[WHAT TO DO] Locate the string "marker" in the listing below. Copy every line where it is found.
-- START OF MATERIAL FOR THIS EXERCISE --
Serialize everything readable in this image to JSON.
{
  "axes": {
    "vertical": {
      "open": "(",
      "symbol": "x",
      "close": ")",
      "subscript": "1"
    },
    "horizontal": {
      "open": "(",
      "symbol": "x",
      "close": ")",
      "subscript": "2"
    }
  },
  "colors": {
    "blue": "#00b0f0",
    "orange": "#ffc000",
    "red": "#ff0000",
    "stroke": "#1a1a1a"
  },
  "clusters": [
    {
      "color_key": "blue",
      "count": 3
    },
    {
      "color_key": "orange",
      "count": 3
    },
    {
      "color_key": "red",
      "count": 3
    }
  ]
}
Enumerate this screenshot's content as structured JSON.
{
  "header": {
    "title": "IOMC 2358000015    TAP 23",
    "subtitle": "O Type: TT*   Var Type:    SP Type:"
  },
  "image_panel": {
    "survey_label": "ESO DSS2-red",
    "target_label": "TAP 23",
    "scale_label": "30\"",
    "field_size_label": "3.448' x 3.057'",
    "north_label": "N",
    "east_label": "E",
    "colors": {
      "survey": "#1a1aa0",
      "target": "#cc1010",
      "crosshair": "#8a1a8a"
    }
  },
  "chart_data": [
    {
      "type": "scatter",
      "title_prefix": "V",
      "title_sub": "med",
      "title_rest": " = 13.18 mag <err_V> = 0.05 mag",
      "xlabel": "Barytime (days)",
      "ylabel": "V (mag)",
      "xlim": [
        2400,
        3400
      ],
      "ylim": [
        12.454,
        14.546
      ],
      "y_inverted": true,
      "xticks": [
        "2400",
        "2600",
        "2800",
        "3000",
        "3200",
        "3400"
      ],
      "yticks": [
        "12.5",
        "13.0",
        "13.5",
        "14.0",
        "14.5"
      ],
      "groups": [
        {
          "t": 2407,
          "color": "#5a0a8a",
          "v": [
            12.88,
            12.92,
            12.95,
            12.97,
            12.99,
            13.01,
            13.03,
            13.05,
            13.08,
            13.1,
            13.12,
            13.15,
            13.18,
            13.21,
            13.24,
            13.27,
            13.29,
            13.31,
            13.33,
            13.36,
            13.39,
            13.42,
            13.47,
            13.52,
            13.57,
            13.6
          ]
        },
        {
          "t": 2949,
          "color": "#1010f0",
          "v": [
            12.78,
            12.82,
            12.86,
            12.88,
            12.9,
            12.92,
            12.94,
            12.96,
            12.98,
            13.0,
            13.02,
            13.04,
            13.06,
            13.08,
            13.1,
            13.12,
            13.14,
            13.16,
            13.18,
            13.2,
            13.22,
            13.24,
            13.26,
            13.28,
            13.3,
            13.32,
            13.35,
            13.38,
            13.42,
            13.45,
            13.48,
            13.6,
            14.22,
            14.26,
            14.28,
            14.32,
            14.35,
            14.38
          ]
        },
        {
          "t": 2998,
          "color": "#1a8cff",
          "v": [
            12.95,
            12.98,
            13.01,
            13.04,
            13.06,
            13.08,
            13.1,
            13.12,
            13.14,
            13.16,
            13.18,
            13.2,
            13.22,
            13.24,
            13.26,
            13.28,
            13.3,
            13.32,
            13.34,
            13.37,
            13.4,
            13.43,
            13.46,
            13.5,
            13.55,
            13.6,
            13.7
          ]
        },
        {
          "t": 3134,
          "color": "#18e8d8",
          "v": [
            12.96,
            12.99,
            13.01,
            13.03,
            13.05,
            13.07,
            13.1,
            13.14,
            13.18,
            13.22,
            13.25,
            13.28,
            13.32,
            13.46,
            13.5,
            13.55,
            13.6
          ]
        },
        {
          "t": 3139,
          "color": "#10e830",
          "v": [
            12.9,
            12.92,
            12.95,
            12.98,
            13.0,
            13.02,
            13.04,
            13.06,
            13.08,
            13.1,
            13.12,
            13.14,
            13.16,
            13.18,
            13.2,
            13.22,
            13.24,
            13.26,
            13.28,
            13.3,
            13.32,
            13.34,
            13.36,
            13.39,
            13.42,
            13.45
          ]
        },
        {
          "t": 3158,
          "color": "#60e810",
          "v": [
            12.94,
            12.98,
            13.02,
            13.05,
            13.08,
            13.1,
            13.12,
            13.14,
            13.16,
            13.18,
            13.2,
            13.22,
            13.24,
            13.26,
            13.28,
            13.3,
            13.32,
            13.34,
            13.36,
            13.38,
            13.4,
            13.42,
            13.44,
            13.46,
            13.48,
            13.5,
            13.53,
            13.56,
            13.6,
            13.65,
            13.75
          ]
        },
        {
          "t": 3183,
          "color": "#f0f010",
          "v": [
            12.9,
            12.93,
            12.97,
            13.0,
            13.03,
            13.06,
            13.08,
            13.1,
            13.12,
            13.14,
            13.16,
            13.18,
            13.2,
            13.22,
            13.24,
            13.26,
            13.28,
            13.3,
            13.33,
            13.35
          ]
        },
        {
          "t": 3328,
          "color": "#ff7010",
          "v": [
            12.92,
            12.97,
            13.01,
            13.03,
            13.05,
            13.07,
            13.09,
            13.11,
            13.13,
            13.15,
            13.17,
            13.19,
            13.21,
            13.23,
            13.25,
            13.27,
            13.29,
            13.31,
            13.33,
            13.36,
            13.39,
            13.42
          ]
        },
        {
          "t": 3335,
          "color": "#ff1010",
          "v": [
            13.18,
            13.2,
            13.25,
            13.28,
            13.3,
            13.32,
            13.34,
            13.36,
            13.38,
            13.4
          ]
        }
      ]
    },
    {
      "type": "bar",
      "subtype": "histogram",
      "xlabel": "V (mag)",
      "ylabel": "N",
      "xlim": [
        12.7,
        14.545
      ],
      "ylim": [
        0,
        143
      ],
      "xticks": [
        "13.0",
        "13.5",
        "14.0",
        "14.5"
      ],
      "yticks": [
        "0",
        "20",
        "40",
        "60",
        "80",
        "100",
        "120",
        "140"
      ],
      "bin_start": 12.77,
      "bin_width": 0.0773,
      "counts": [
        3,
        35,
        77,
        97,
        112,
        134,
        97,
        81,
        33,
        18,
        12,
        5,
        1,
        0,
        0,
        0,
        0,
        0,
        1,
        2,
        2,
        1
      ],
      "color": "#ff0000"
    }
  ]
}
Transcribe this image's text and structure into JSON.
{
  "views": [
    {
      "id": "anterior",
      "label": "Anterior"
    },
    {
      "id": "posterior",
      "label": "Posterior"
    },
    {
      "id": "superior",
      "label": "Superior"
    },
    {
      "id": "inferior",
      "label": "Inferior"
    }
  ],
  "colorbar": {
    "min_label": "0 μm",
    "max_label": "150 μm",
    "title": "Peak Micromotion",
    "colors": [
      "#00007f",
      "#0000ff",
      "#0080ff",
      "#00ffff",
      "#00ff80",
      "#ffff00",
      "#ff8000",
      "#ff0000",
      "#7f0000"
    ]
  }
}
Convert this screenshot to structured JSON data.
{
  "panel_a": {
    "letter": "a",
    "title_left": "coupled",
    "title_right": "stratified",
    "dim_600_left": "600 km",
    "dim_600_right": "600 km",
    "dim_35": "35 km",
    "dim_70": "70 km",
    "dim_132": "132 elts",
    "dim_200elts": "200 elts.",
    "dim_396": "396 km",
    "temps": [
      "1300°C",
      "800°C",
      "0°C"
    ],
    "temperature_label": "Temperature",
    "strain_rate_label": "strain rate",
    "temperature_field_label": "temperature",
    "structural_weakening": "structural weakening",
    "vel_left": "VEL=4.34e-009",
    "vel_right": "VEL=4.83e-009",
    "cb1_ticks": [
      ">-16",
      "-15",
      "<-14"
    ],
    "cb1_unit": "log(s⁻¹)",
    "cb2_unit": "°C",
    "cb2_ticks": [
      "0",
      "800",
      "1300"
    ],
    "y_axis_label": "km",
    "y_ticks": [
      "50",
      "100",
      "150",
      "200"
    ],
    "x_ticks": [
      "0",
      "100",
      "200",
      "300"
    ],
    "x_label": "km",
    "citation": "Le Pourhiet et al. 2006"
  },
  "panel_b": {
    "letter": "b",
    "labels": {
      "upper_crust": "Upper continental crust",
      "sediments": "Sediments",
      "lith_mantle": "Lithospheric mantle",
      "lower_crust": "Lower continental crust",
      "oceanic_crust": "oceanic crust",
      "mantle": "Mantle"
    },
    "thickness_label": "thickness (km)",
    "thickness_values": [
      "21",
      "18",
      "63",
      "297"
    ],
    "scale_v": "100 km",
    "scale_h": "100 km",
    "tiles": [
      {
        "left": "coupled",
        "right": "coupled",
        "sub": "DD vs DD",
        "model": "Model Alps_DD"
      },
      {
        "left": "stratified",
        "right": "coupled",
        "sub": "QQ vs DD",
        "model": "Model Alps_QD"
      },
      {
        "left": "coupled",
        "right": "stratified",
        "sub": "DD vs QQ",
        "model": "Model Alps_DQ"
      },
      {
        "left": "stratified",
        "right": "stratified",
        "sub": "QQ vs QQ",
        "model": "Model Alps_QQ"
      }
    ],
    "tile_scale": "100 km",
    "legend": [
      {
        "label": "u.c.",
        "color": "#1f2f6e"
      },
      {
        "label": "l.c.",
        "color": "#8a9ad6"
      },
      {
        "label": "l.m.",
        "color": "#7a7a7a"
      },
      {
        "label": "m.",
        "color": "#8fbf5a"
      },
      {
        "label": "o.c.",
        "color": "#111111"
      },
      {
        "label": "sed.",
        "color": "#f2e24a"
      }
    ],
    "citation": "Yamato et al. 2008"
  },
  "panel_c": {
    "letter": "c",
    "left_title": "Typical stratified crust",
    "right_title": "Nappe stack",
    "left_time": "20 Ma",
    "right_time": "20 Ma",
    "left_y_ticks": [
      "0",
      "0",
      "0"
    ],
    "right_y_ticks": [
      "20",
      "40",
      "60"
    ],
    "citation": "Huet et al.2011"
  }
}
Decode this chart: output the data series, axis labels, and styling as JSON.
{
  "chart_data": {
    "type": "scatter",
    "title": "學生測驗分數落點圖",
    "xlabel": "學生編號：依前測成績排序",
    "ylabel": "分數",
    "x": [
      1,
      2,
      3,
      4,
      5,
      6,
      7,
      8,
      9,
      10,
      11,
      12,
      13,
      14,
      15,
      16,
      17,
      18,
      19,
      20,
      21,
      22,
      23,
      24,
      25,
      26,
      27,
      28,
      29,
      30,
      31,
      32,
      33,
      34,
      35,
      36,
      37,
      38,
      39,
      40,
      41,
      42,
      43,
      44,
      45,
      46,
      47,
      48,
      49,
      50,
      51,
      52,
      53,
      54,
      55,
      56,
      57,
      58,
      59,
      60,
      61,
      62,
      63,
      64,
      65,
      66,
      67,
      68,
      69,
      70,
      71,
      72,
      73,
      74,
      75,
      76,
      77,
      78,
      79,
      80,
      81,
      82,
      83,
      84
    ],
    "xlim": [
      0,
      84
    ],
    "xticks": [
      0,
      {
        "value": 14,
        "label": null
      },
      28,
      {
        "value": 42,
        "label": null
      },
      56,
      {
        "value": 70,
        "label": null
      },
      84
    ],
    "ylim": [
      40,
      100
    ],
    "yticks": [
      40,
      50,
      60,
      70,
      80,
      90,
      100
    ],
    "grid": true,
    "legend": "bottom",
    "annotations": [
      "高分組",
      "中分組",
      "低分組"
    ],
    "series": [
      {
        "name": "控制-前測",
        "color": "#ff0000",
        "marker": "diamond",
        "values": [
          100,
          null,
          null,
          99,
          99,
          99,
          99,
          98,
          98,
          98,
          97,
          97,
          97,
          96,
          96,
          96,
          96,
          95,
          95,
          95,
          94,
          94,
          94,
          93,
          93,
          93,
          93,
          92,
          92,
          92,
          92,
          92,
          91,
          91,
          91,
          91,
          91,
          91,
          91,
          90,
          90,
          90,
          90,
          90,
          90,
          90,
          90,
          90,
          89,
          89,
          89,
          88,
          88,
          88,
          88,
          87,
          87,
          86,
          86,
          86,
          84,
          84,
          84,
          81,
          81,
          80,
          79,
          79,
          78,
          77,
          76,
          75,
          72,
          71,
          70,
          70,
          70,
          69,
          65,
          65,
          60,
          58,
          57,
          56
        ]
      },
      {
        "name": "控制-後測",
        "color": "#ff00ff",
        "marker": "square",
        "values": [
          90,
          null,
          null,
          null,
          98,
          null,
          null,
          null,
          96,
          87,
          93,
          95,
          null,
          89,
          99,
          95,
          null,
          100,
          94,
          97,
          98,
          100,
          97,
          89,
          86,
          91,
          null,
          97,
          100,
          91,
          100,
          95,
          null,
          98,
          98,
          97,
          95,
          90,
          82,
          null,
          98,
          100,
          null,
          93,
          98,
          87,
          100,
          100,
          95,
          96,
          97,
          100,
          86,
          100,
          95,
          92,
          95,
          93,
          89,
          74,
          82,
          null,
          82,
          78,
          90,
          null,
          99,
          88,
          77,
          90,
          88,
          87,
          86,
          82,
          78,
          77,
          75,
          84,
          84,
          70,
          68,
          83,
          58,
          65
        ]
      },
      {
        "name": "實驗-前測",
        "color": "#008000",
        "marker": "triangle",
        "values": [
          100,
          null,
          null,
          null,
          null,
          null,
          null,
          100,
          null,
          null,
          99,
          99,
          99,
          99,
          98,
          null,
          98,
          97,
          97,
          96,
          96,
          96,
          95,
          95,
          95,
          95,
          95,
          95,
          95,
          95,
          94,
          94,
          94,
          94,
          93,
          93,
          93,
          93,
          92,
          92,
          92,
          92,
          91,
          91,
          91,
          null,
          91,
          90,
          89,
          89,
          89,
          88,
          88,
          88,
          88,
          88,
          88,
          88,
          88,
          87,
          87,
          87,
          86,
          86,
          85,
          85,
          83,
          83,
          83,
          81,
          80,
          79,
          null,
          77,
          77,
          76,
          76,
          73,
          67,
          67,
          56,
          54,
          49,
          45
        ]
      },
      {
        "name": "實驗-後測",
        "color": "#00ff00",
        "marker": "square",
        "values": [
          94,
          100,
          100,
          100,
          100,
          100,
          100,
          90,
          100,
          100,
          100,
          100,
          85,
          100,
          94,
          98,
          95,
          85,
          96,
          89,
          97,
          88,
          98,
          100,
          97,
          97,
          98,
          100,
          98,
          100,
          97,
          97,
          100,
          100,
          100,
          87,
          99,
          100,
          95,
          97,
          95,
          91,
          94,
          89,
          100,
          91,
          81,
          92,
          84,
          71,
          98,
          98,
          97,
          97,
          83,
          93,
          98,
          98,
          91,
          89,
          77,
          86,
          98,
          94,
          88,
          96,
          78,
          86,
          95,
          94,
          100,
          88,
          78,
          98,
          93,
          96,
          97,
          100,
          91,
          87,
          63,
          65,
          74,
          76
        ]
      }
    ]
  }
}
-- END OF MATERIAL FOR THIS EXERCISE --
[RESPONSE TO THIS TASK]
        "marker": "diamond",
        "marker": "square",
        "marker": "triangle",
        "marker": "square",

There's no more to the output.